▶ **Aim of the exercise**: Pictures do not belong in the copy. Return all of the entries exactly.

━━━ Task input

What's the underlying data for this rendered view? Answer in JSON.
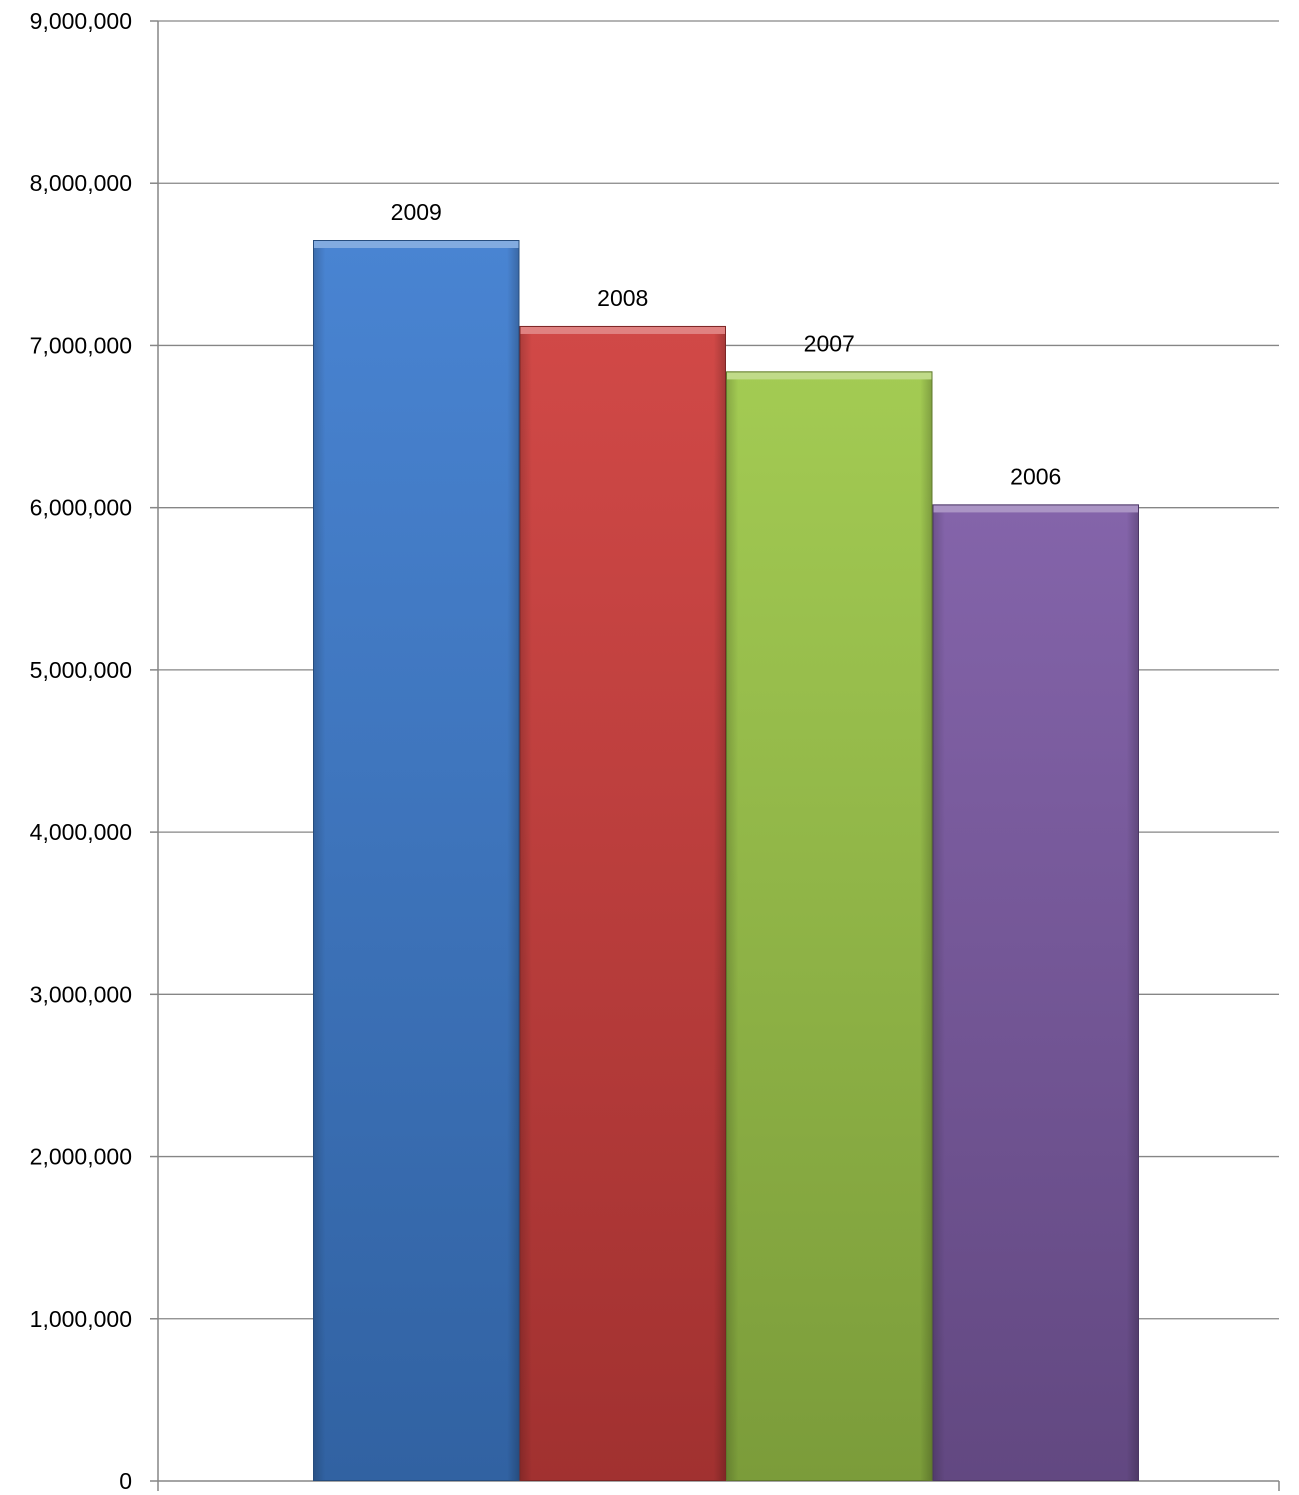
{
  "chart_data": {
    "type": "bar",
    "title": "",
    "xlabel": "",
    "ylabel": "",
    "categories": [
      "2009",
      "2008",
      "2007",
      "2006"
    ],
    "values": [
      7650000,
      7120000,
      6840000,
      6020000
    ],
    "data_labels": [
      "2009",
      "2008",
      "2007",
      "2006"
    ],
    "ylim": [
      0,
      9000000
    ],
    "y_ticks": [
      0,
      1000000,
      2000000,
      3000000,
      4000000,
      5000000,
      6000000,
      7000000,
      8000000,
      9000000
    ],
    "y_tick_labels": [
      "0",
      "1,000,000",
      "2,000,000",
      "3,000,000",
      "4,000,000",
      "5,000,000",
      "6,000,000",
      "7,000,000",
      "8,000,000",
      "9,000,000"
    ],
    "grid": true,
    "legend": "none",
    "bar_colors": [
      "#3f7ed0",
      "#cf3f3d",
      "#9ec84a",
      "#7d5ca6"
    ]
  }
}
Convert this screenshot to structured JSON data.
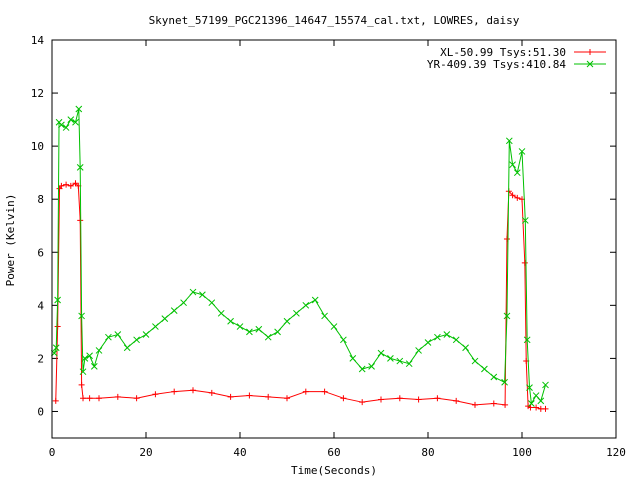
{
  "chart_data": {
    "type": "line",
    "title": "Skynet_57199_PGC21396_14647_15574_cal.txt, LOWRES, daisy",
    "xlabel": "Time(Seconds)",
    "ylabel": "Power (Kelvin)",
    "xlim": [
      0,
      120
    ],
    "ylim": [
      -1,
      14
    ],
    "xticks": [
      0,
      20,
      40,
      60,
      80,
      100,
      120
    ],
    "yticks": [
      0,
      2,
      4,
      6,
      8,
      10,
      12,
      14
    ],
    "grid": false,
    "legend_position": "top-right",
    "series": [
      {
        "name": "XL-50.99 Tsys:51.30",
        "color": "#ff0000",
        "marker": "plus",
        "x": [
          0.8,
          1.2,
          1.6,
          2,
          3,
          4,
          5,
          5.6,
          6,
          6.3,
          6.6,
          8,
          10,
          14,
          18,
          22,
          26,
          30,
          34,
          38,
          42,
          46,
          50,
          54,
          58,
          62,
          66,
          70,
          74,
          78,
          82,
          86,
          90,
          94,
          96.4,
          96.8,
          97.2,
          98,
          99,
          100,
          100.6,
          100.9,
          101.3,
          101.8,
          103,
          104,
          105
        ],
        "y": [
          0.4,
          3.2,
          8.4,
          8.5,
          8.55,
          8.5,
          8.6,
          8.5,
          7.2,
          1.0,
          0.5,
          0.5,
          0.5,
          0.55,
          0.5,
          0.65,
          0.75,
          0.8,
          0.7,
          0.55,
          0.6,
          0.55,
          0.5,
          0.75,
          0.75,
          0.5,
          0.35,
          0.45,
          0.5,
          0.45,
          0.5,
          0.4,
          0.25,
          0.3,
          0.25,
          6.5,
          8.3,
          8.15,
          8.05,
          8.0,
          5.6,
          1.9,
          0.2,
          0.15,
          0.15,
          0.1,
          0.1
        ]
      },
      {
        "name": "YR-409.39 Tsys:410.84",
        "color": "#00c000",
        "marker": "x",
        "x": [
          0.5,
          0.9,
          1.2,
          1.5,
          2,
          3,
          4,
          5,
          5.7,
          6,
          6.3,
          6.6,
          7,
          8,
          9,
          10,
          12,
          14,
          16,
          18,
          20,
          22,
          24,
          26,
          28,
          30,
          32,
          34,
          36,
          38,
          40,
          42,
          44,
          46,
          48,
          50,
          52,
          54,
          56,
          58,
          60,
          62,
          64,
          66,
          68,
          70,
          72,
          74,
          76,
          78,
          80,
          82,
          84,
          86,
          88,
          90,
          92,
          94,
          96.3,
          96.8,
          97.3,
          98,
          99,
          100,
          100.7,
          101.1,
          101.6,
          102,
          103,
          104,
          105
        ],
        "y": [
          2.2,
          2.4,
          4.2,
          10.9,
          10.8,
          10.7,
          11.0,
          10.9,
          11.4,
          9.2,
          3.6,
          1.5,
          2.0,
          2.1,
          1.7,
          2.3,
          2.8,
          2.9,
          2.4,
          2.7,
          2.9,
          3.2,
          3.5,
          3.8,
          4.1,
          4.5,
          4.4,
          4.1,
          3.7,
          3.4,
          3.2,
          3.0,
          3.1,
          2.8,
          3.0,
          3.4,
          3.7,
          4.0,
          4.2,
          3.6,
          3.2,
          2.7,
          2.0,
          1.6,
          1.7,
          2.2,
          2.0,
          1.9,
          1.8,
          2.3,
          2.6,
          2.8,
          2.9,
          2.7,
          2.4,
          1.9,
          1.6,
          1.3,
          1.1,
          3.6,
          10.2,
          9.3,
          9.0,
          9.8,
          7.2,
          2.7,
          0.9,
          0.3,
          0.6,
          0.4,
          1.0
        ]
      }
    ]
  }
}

━━━━━━

▶ **Solution to this exercise**:
What's the underlying data for this rendered view? Answer in JSON.
{
  "chart_data": {
    "type": "bar",
    "title": "",
    "xlabel": "",
    "ylabel": "",
    "categories": [
      "2009",
      "2008",
      "2007",
      "2006"
    ],
    "values": [
      7650000,
      7120000,
      6840000,
      6020000
    ],
    "data_labels": [
      "2009",
      "2008",
      "2007",
      "2006"
    ],
    "ylim": [
      0,
      9000000
    ],
    "y_ticks": [
      0,
      1000000,
      2000000,
      3000000,
      4000000,
      5000000,
      6000000,
      7000000,
      8000000,
      9000000
    ],
    "y_tick_labels": [
      "0",
      "1,000,000",
      "2,000,000",
      "3,000,000",
      "4,000,000",
      "5,000,000",
      "6,000,000",
      "7,000,000",
      "8,000,000",
      "9,000,000"
    ],
    "grid": true,
    "legend": "none",
    "bar_colors": [
      "#3f7ed0",
      "#cf3f3d",
      "#9ec84a",
      "#7d5ca6"
    ]
  }
}
Convert this screenshot to structured JSON data.
{
  "chart_data": {
    "type": "line",
    "title": "Skynet_57199_PGC21396_14647_15574_cal.txt, LOWRES, daisy",
    "xlabel": "Time(Seconds)",
    "ylabel": "Power (Kelvin)",
    "xlim": [
      0,
      120
    ],
    "ylim": [
      -1,
      14
    ],
    "xticks": [
      0,
      20,
      40,
      60,
      80,
      100,
      120
    ],
    "yticks": [
      0,
      2,
      4,
      6,
      8,
      10,
      12,
      14
    ],
    "grid": false,
    "legend_position": "top-right",
    "series": [
      {
        "name": "XL-50.99 Tsys:51.30",
        "color": "#ff0000",
        "marker": "plus",
        "x": [
          0.8,
          1.2,
          1.6,
          2,
          3,
          4,
          5,
          5.6,
          6,
          6.3,
          6.6,
          8,
          10,
          14,
          18,
          22,
          26,
          30,
          34,
          38,
          42,
          46,
          50,
          54,
          58,
          62,
          66,
          70,
          74,
          78,
          82,
          86,
          90,
          94,
          96.4,
          96.8,
          97.2,
          98,
          99,
          100,
          100.6,
          100.9,
          101.3,
          101.8,
          103,
          104,
          105
        ],
        "y": [
          0.4,
          3.2,
          8.4,
          8.5,
          8.55,
          8.5,
          8.6,
          8.5,
          7.2,
          1.0,
          0.5,
          0.5,
          0.5,
          0.55,
          0.5,
          0.65,
          0.75,
          0.8,
          0.7,
          0.55,
          0.6,
          0.55,
          0.5,
          0.75,
          0.75,
          0.5,
          0.35,
          0.45,
          0.5,
          0.45,
          0.5,
          0.4,
          0.25,
          0.3,
          0.25,
          6.5,
          8.3,
          8.15,
          8.05,
          8.0,
          5.6,
          1.9,
          0.2,
          0.15,
          0.15,
          0.1,
          0.1
        ]
      },
      {
        "name": "YR-409.39 Tsys:410.84",
        "color": "#00c000",
        "marker": "x",
        "x": [
          0.5,
          0.9,
          1.2,
          1.5,
          2,
          3,
          4,
          5,
          5.7,
          6,
          6.3,
          6.6,
          7,
          8,
          9,
          10,
          12,
          14,
          16,
          18,
          20,
          22,
          24,
          26,
          28,
          30,
          32,
          34,
          36,
          38,
          40,
          42,
          44,
          46,
          48,
          50,
          52,
          54,
          56,
          58,
          60,
          62,
          64,
          66,
          68,
          70,
          72,
          74,
          76,
          78,
          80,
          82,
          84,
          86,
          88,
          90,
          92,
          94,
          96.3,
          96.8,
          97.3,
          98,
          99,
          100,
          100.7,
          101.1,
          101.6,
          102,
          103,
          104,
          105
        ],
        "y": [
          2.2,
          2.4,
          4.2,
          10.9,
          10.8,
          10.7,
          11.0,
          10.9,
          11.4,
          9.2,
          3.6,
          1.5,
          2.0,
          2.1,
          1.7,
          2.3,
          2.8,
          2.9,
          2.4,
          2.7,
          2.9,
          3.2,
          3.5,
          3.8,
          4.1,
          4.5,
          4.4,
          4.1,
          3.7,
          3.4,
          3.2,
          3.0,
          3.1,
          2.8,
          3.0,
          3.4,
          3.7,
          4.0,
          4.2,
          3.6,
          3.2,
          2.7,
          2.0,
          1.6,
          1.7,
          2.2,
          2.0,
          1.9,
          1.8,
          2.3,
          2.6,
          2.8,
          2.9,
          2.7,
          2.4,
          1.9,
          1.6,
          1.3,
          1.1,
          3.6,
          10.2,
          9.3,
          9.0,
          9.8,
          7.2,
          2.7,
          0.9,
          0.3,
          0.6,
          0.4,
          1.0
        ]
      }
    ]
  }
}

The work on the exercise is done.